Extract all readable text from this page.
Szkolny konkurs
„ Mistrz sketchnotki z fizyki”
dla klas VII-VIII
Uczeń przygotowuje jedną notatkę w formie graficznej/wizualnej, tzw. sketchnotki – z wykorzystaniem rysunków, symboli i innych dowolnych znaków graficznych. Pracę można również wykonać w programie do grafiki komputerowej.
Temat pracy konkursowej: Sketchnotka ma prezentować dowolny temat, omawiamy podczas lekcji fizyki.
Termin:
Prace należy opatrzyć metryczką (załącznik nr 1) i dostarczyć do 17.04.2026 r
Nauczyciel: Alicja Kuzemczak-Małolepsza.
━━━━━━━━━━
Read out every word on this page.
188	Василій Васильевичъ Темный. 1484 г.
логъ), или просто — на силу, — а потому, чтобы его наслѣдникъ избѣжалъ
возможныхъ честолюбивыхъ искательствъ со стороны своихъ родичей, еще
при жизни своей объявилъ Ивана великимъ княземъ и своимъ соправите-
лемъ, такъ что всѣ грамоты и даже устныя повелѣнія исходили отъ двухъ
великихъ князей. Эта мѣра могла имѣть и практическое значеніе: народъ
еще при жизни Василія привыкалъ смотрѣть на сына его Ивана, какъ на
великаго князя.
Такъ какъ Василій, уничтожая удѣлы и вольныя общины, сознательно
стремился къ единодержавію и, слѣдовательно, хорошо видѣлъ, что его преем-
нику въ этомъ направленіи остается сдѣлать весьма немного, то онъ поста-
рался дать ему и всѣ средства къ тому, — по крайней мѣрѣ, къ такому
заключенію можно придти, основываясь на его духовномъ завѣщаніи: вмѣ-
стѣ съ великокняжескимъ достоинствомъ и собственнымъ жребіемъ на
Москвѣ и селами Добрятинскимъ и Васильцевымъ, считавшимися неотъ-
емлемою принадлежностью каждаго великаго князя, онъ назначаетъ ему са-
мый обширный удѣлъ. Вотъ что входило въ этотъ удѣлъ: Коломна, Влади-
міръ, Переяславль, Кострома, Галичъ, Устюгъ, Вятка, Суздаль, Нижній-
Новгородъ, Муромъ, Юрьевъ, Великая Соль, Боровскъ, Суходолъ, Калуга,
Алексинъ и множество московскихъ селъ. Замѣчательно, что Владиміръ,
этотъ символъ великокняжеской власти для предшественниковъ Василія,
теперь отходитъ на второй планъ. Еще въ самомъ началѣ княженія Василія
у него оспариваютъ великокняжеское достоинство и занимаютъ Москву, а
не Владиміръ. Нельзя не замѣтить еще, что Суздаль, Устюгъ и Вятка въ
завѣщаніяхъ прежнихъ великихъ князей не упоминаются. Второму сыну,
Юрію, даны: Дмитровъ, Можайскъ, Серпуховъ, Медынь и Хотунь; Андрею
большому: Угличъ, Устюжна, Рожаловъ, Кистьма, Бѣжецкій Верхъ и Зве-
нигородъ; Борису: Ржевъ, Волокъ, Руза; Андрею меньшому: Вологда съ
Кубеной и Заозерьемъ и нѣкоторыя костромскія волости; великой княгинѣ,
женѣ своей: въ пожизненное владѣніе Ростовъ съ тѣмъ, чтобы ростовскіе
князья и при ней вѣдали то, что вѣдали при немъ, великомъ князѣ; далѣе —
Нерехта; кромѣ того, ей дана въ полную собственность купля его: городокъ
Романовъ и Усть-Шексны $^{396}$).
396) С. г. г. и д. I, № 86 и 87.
━━━━━━━━━━
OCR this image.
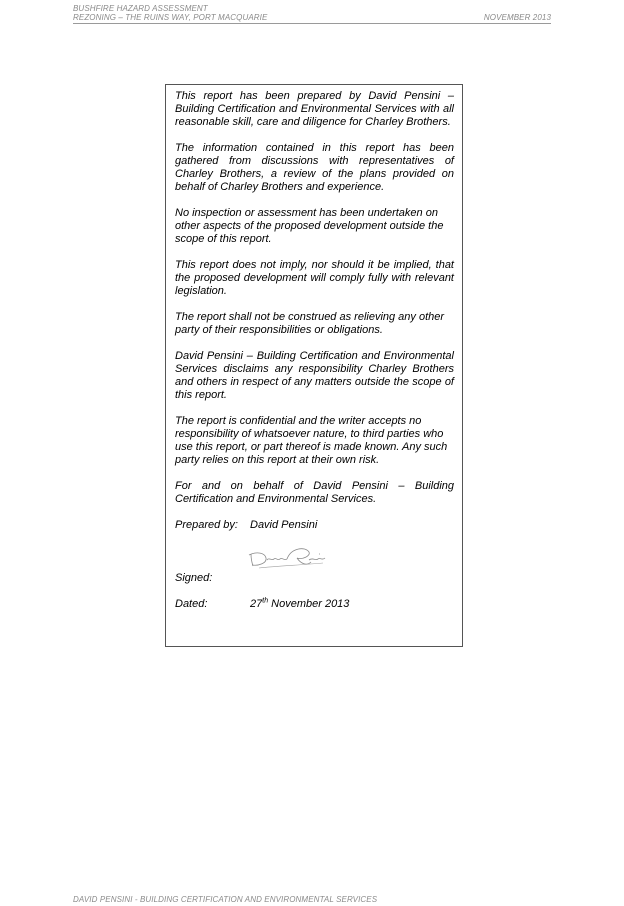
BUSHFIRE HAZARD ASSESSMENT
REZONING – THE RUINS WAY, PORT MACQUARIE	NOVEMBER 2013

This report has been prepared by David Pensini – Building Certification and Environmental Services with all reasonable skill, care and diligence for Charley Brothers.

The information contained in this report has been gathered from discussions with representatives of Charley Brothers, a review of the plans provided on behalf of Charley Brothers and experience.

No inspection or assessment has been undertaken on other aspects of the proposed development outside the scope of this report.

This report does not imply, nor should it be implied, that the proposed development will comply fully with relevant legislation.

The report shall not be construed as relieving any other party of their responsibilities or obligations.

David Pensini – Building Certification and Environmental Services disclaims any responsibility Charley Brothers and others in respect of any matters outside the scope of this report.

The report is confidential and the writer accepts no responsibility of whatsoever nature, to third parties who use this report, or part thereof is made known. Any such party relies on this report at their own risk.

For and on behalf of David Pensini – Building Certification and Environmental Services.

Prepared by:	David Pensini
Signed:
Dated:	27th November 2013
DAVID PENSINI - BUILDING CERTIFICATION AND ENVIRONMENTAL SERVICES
━━━━━━━━━━
▸ **JOB**
Give only a number: how many lines of the data hold the string "from"?

▸ **FULL ANSWER**
2